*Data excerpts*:
● ● ●
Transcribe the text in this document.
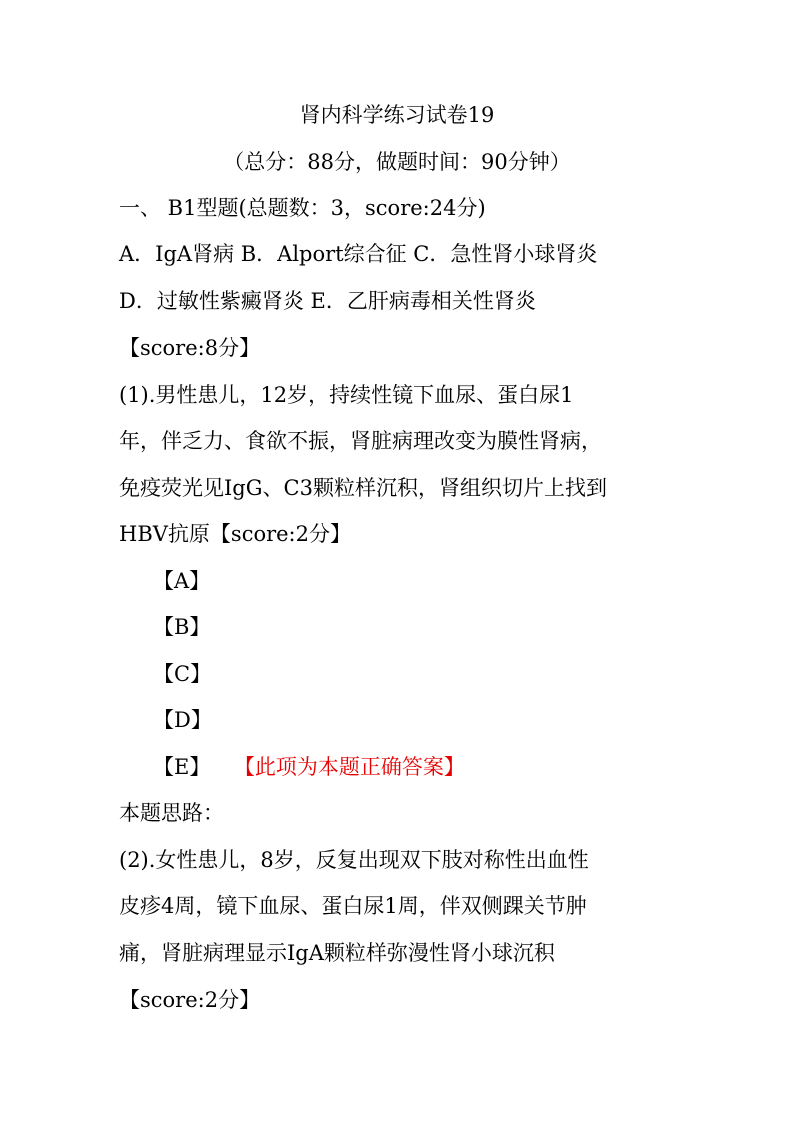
肾内科学练习试卷19
（总分：88分，做题时间：90分钟）
一、 B1型题(总题数：3，score:24分)
A．IgA肾病 B．Alport综合征 C．急性肾小球肾炎
D．过敏性紫癜肾炎 E．乙肝病毒相关性肾炎
【score:8分】
(1).男性患儿，12岁，持续性镜下血尿、蛋白尿1
年，伴乏力、食欲不振，肾脏病理改变为膜性肾病，
免疫荧光见IgG、C3颗粒样沉积，肾组织切片上找到
HBV抗原【score:2分】
【A】
【B】
【C】
【D】
【E】 【此项为本题正确答案】
本题思路：
(2).女性患儿，8岁，反复出现双下肢对称性出血性
皮疹4周，镜下血尿、蛋白尿1周，伴双侧踝关节肿
痛，肾脏病理显示IgA颗粒样弥漫性肾小球沉积
【score:2分】
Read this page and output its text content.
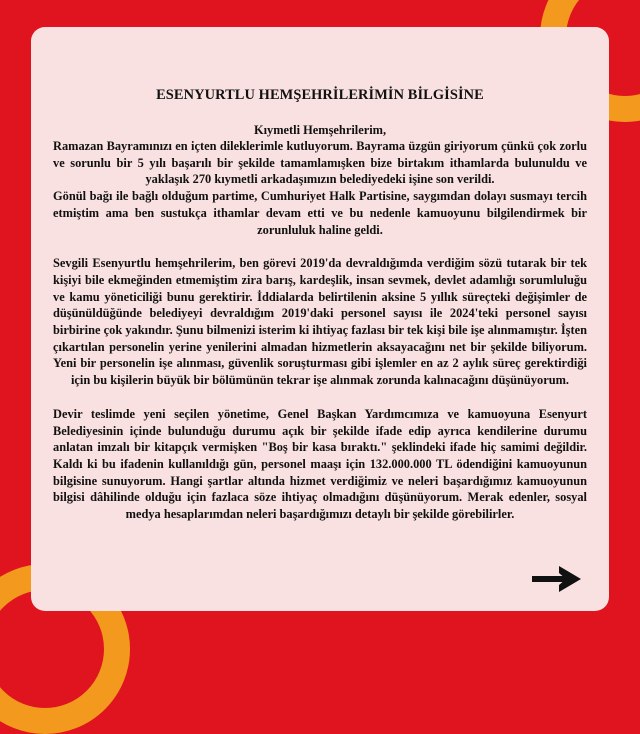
ESENYURTLU HEMŞEHRİLERİMİN BİLGİSİNE

Kıymetli Hemşehrilerim,

Ramazan Bayramınızı en içten dileklerimle kutluyorum. Bayrama üzgün giriyorum çünkü çok zorlu ve sorunlu bir 5 yılı başarılı bir şekilde tamamlamışken bize birtakım ithamlarda bulunuldu ve yaklaşık 270 kıymetli arkadaşımızın belediyedeki işine son verildi.

Gönül bağı ile bağlı olduğum partime, Cumhuriyet Halk Partisine, saygımdan dolayı susmayı tercih etmiştim ama ben sustukça ithamlar devam etti ve bu nedenle kamuoyunu bilgilendirmek bir zorunluluk haline geldi.

Sevgili Esenyurtlu hemşehrilerim, ben görevi 2019'da devraldığımda verdiğim sözü tutarak bir tek kişiyi bile ekmeğinden etmemiştim zira barış, kardeşlik, insan sevmek, devlet adamlığı sorumluluğu ve kamu yöneticiliği bunu gerektirir. İddialarda belirtilenin aksine 5 yıllık süreçteki değişimler de düşünüldüğünde belediyeyi devraldığım 2019'daki personel sayısı ile 2024'teki personel sayısı birbirine çok yakındır. Şunu bilmenizi isterim ki ihtiyaç fazlası bir tek kişi bile işe alınmamıştır. İşten çıkartılan personelin yerine yenilerini almadan hizmetlerin aksayacağını net bir şekilde biliyorum. Yeni bir personelin işe alınması, güvenlik soruşturması gibi işlemler en az 2 aylık süreç gerektirdiği için bu kişilerin büyük bir bölümünün tekrar işe alınmak zorunda kalınacağını düşünüyorum.

Devir teslimde yeni seçilen yönetime, Genel Başkan Yardımcımıza ve kamuoyuna Esenyurt Belediyesinin içinde bulunduğu durumu açık bir şekilde ifade edip ayrıca kendilerine durumu anlatan imzalı bir kitapçık vermişken "Boş bir kasa bıraktı." şeklindeki ifade hiç samimi değildir. Kaldı ki bu ifadenin kullanıldığı gün, personel maaşı için 132.000.000 TL ödendiğini kamuoyunun bilgisine sunuyorum. Hangi şartlar altında hizmet verdiğimiz ve neleri başardığımız kamuoyunun bilgisi dâhilinde olduğu için fazlaca söze ihtiyaç olmadığını düşünüyorum. Merak edenler, sosyal medya hesaplarımdan neleri başardığımızı detaylı bir şekilde görebilirler.
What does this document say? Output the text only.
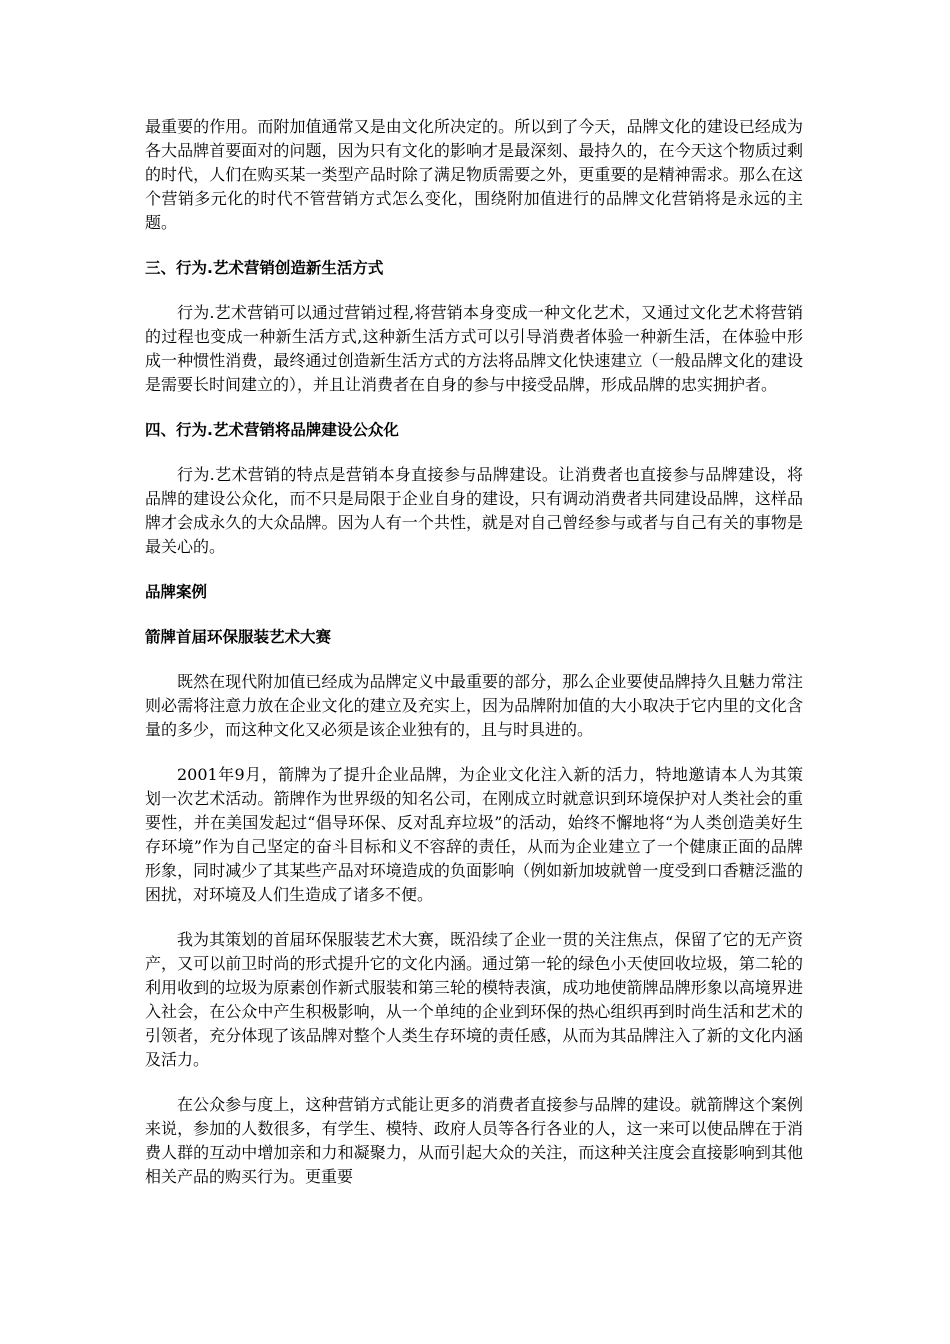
最重要的作用。而附加值通常又是由文化所决定的。所以到了今天，品牌文化的建设已经成为各大品牌首要面对的问题，因为只有文化的影响才是最深刻、最持久的，在今天这个物质过剩的时代，人们在购买某一类型产品时除了满足物质需要之外，更重要的是精神需求。那么在这个营销多元化的时代不管营销方式怎么变化，围绕附加值进行的品牌文化营销将是永远的主题。

三、行为.艺术营销创造新生活方式

行为.艺术营销可以通过营销过程,将营销本身变成一种文化艺术，又通过文化艺术将营销的过程也变成一种新生活方式,这种新生活方式可以引导消费者体验一种新生活，在体验中形成一种惯性消费，最终通过创造新生活方式的方法将品牌文化快速建立（一般品牌文化的建设是需要长时间建立的），并且让消费者在自身的参与中接受品牌，形成品牌的忠实拥护者。

四、行为.艺术营销将品牌建设公众化

行为.艺术营销的特点是营销本身直接参与品牌建设。让消费者也直接参与品牌建设，将品牌的建设公众化，而不只是局限于企业自身的建设，只有调动消费者共同建设品牌，这样品牌才会成永久的大众品牌。因为人有一个共性，就是对自己曾经参与或者与自己有关的事物是最关心的。

品牌案例

箭牌首届环保服装艺术大赛

既然在现代附加值已经成为品牌定义中最重要的部分，那么企业要使品牌持久且魅力常注则必需将注意力放在企业文化的建立及充实上，因为品牌附加值的大小取决于它内里的文化含量的多少，而这种文化又必须是该企业独有的，且与时具进的。

2001年9月，箭牌为了提升企业品牌，为企业文化注入新的活力，特地邀请本人为其策划一次艺术活动。箭牌作为世界级的知名公司，在刚成立时就意识到环境保护对人类社会的重要性，并在美国发起过“倡导环保、反对乱弃垃圾”的活动，始终不懈地将“为人类创造美好生存环境”作为自己坚定的奋斗目标和义不容辞的责任，从而为企业建立了一个健康正面的品牌形象，同时减少了其某些产品对环境造成的负面影响（例如新加坡就曾一度受到口香糖泛滥的困扰，对环境及人们生造成了诸多不便。

我为其策划的首届环保服装艺术大赛，既沿续了企业一贯的关注焦点，保留了它的无产资产，又可以前卫时尚的形式提升它的文化内涵。通过第一轮的绿色小天使回收垃圾，第二轮的利用收到的垃圾为原素创作新式服装和第三轮的模特表演，成功地使箭牌品牌形象以高境界进入社会，在公众中产生积极影响，从一个单纯的企业到环保的热心组织再到时尚生活和艺术的引领者，充分体现了该品牌对整个人类生存环境的责任感，从而为其品牌注入了新的文化内涵及活力。

在公众参与度上，这种营销方式能让更多的消费者直接参与品牌的建设。就箭牌这个案例来说，参加的人数很多，有学生、模特、政府人员等各行各业的人，这一来可以使品牌在于消费人群的互动中增加亲和力和凝聚力，从而引起大众的关注，而这种关注度会直接影响到其他相关产品的购买行为。更重要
● ● ●
*Task description*: Leave the images out, please, and restate each line word for word.

*The solution*:
Transcribe the text in this document.
肾内科学练习试卷19
（总分：88分，做题时间：90分钟）
一、 B1型题(总题数：3，score:24分)
A．IgA肾病 B．Alport综合征 C．急性肾小球肾炎
D．过敏性紫癜肾炎 E．乙肝病毒相关性肾炎
【score:8分】
(1).男性患儿，12岁，持续性镜下血尿、蛋白尿1
年，伴乏力、食欲不振，肾脏病理改变为膜性肾病，
免疫荧光见IgG、C3颗粒样沉积，肾组织切片上找到
HBV抗原【score:2分】
【A】
【B】
【C】
【D】
【E】 【此项为本题正确答案】
本题思路：
(2).女性患儿，8岁，反复出现双下肢对称性出血性
皮疹4周，镜下血尿、蛋白尿1周，伴双侧踝关节肿
痛，肾脏病理显示IgA颗粒样弥漫性肾小球沉积
【score:2分】
Read this page and output its text content.
ESENYURTLU HEMŞEHRİLERİMİN BİLGİSİNE

Kıymetli Hemşehrilerim,

Ramazan Bayramınızı en içten dileklerimle kutluyorum. Bayrama üzgün giriyorum çünkü çok zorlu ve sorunlu bir 5 yılı başarılı bir şekilde tamamlamışken bize birtakım ithamlarda bulunuldu ve yaklaşık 270 kıymetli arkadaşımızın belediyedeki işine son verildi.

Gönül bağı ile bağlı olduğum partime, Cumhuriyet Halk Partisine, saygımdan dolayı susmayı tercih etmiştim ama ben sustukça ithamlar devam etti ve bu nedenle kamuoyunu bilgilendirmek bir zorunluluk haline geldi.

Sevgili Esenyurtlu hemşehrilerim, ben görevi 2019'da devraldığımda verdiğim sözü tutarak bir tek kişiyi bile ekmeğinden etmemiştim zira barış, kardeşlik, insan sevmek, devlet adamlığı sorumluluğu ve kamu yöneticiliği bunu gerektirir. İddialarda belirtilenin aksine 5 yıllık süreçteki değişimler de düşünüldüğünde belediyeyi devraldığım 2019'daki personel sayısı ile 2024'teki personel sayısı birbirine çok yakındır. Şunu bilmenizi isterim ki ihtiyaç fazlası bir tek kişi bile işe alınmamıştır. İşten çıkartılan personelin yerine yenilerini almadan hizmetlerin aksayacağını net bir şekilde biliyorum. Yeni bir personelin işe alınması, güvenlik soruşturması gibi işlemler en az 2 aylık süreç gerektirdiği için bu kişilerin büyük bir bölümünün tekrar işe alınmak zorunda kalınacağını düşünüyorum.

Devir teslimde yeni seçilen yönetime, Genel Başkan Yardımcımıza ve kamuoyuna Esenyurt Belediyesinin içinde bulunduğu durumu açık bir şekilde ifade edip ayrıca kendilerine durumu anlatan imzalı bir kitapçık vermişken "Boş bir kasa bıraktı." şeklindeki ifade hiç samimi değildir. Kaldı ki bu ifadenin kullanıldığı gün, personel maaşı için 132.000.000 TL ödendiğini kamuoyunun bilgisine sunuyorum. Hangi şartlar altında hizmet verdiğimiz ve neleri başardığımız kamuoyunun bilgisi dâhilinde olduğu için fazlaca söze ihtiyaç olmadığını düşünüyorum. Merak edenler, sosyal medya hesaplarımdan neleri başardığımızı detaylı bir şekilde görebilirler.
What does this document say? Output the text only.
最重要的作用。而附加值通常又是由文化所决定的。所以到了今天，品牌文化的建设已经成为各大品牌首要面对的问题，因为只有文化的影响才是最深刻、最持久的，在今天这个物质过剩的时代，人们在购买某一类型产品时除了满足物质需要之外，更重要的是精神需求。那么在这个营销多元化的时代不管营销方式怎么变化，围绕附加值进行的品牌文化营销将是永远的主题。

三、行为.艺术营销创造新生活方式

行为.艺术营销可以通过营销过程,将营销本身变成一种文化艺术，又通过文化艺术将营销的过程也变成一种新生活方式,这种新生活方式可以引导消费者体验一种新生活，在体验中形成一种惯性消费，最终通过创造新生活方式的方法将品牌文化快速建立（一般品牌文化的建设是需要长时间建立的），并且让消费者在自身的参与中接受品牌，形成品牌的忠实拥护者。

四、行为.艺术营销将品牌建设公众化

行为.艺术营销的特点是营销本身直接参与品牌建设。让消费者也直接参与品牌建设，将品牌的建设公众化，而不只是局限于企业自身的建设，只有调动消费者共同建设品牌，这样品牌才会成永久的大众品牌。因为人有一个共性，就是对自己曾经参与或者与自己有关的事物是最关心的。

品牌案例

箭牌首届环保服装艺术大赛

既然在现代附加值已经成为品牌定义中最重要的部分，那么企业要使品牌持久且魅力常注则必需将注意力放在企业文化的建立及充实上，因为品牌附加值的大小取决于它内里的文化含量的多少，而这种文化又必须是该企业独有的，且与时具进的。

2001年9月，箭牌为了提升企业品牌，为企业文化注入新的活力，特地邀请本人为其策划一次艺术活动。箭牌作为世界级的知名公司，在刚成立时就意识到环境保护对人类社会的重要性，并在美国发起过“倡导环保、反对乱弃垃圾”的活动，始终不懈地将“为人类创造美好生存环境”作为自己坚定的奋斗目标和义不容辞的责任，从而为企业建立了一个健康正面的品牌形象，同时减少了其某些产品对环境造成的负面影响（例如新加坡就曾一度受到口香糖泛滥的困扰，对环境及人们生造成了诸多不便。

我为其策划的首届环保服装艺术大赛，既沿续了企业一贯的关注焦点，保留了它的无产资产，又可以前卫时尚的形式提升它的文化内涵。通过第一轮的绿色小天使回收垃圾，第二轮的利用收到的垃圾为原素创作新式服装和第三轮的模特表演，成功地使箭牌品牌形象以高境界进入社会，在公众中产生积极影响，从一个单纯的企业到环保的热心组织再到时尚生活和艺术的引领者，充分体现了该品牌对整个人类生存环境的责任感，从而为其品牌注入了新的文化内涵及活力。

在公众参与度上，这种营销方式能让更多的消费者直接参与品牌的建设。就箭牌这个案例来说，参加的人数很多，有学生、模特、政府人员等各行各业的人，这一来可以使品牌在于消费人群的互动中增加亲和力和凝聚力，从而引起大众的关注，而这种关注度会直接影响到其他相关产品的购买行为。更重要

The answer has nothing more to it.